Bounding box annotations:
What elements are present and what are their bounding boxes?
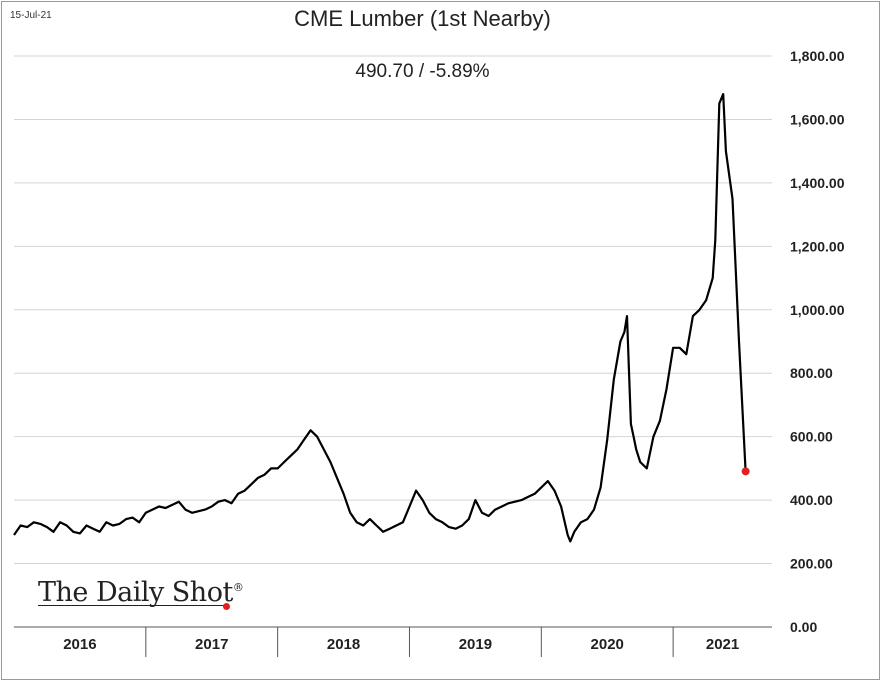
logo-red-dot — [223, 603, 230, 610]
logo-registered-mark: ® — [232, 581, 244, 594]
y-tick-label-6: 1,200.00 — [790, 238, 845, 254]
daily-shot-logo: The Daily Shot® — [38, 577, 244, 608]
y-tick-label-8: 1,600.00 — [790, 111, 845, 127]
y-tick-label-5: 1,000.00 — [790, 302, 845, 318]
date-stamp: 15-Jul-21 — [10, 10, 52, 21]
year-label-2016: 2016 — [63, 636, 96, 653]
y-tick-label-0: 0.00 — [790, 619, 817, 635]
y-tick-label-1: 200.00 — [790, 556, 833, 572]
y-tick-label-3: 600.00 — [790, 429, 833, 445]
price-line — [13, 93, 747, 543]
chart-subtitle: 490.70 / -5.89% — [355, 61, 490, 82]
year-label-2021: 2021 — [706, 636, 739, 653]
y-tick-label-7: 1,400.00 — [790, 175, 845, 191]
logo-underline — [38, 605, 226, 606]
logo-text: The Daily Shot — [38, 577, 233, 608]
y-tick-label-9: 1,800.00 — [790, 48, 845, 64]
year-label-2018: 2018 — [327, 636, 360, 653]
year-label-2020: 2020 — [591, 636, 624, 653]
chart-title: CME Lumber (1st Nearby) — [294, 6, 551, 31]
year-label-2017: 2017 — [195, 636, 228, 653]
y-tick-label-4: 800.00 — [790, 365, 833, 381]
year-label-2019: 2019 — [459, 636, 492, 653]
last-price-marker — [741, 467, 750, 476]
y-tick-label-2: 400.00 — [790, 492, 833, 508]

EXERCISE GOAL - Show each line above that contains the string "Daily", treating uppercase and lowercase as different.

REPLY TO THE TASK -
daily-shot-logo: The Daily Shot® — [38, 577, 244, 608]
logo-text: The Daily Shot — [38, 577, 233, 608]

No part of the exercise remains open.